→ Entries provided
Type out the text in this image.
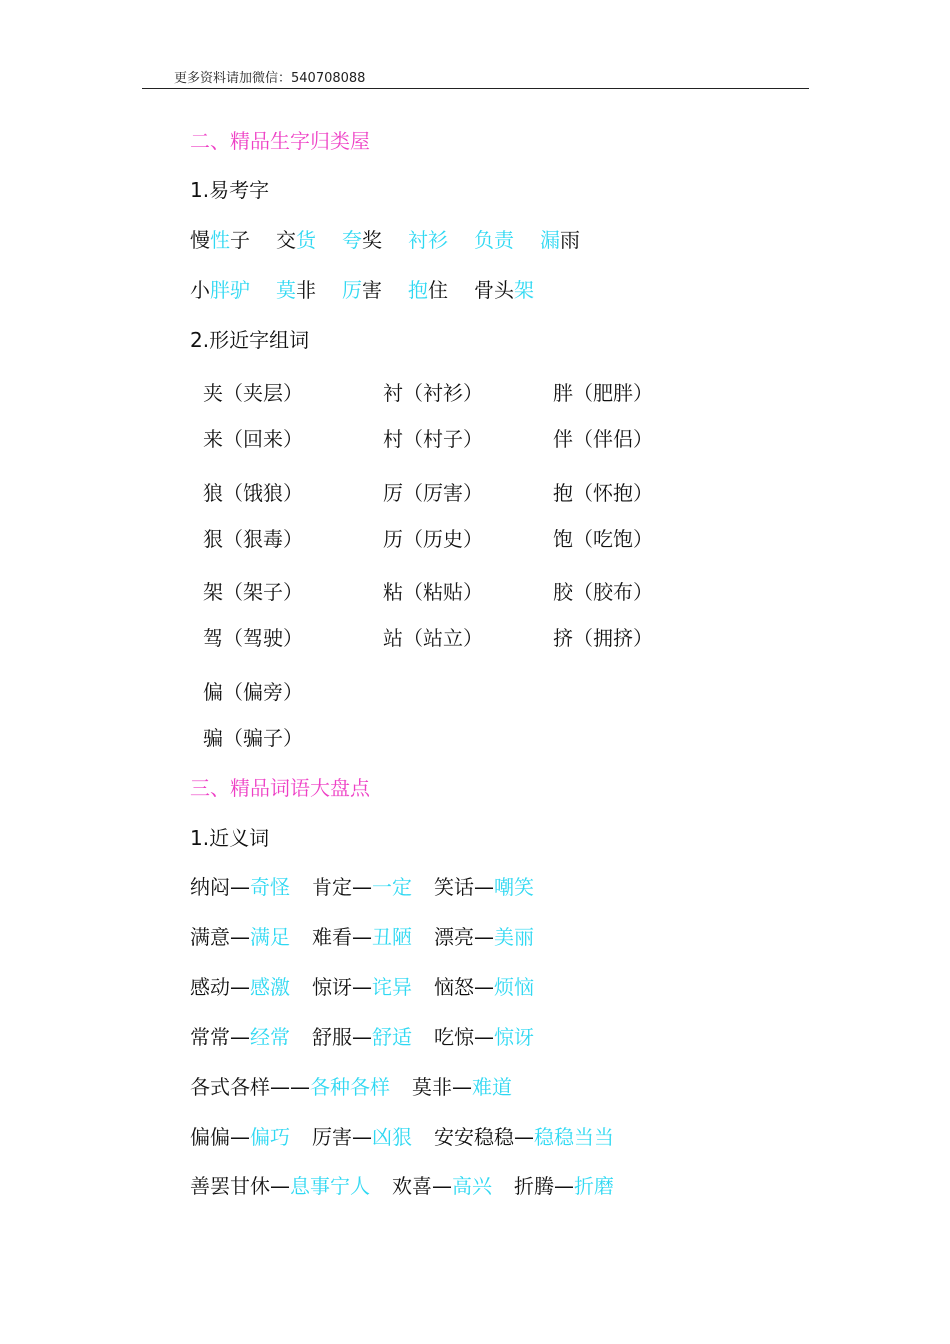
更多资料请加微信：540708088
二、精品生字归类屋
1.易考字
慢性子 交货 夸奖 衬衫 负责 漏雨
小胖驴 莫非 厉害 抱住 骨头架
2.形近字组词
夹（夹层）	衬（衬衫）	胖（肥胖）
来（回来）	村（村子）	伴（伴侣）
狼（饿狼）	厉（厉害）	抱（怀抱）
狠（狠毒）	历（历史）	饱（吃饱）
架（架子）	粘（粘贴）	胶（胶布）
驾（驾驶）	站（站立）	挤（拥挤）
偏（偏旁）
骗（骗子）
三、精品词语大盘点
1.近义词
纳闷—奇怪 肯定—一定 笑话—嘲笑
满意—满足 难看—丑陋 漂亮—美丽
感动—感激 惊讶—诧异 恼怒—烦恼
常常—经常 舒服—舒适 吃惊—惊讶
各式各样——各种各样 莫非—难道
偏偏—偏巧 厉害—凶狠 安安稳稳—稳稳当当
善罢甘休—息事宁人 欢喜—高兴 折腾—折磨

→ Description of the task
Restate the records above in full, word for word. Keep pictures out.

→ Exercise solution
Type out the text in this image.
更多资料请加微信：540708088
二、精品生字归类屋
1.易考字
慢性子 交货 夸奖 衬衫 负责 漏雨
小胖驴 莫非 厉害 抱住 骨头架
2.形近字组词
夹（夹层）	衬（衬衫）	胖（肥胖）
来（回来）	村（村子）	伴（伴侣）
狼（饿狼）	厉（厉害）	抱（怀抱）
狠（狠毒）	历（历史）	饱（吃饱）
架（架子）	粘（粘贴）	胶（胶布）
驾（驾驶）	站（站立）	挤（拥挤）
偏（偏旁）
骗（骗子）
三、精品词语大盘点
1.近义词
纳闷—奇怪 肯定—一定 笑话—嘲笑
满意—满足 难看—丑陋 漂亮—美丽
感动—感激 惊讶—诧异 恼怒—烦恼
常常—经常 舒服—舒适 吃惊—惊讶
各式各样——各种各样 莫非—难道
偏偏—偏巧 厉害—凶狠 安安稳稳—稳稳当当
善罢甘休—息事宁人 欢喜—高兴 折腾—折磨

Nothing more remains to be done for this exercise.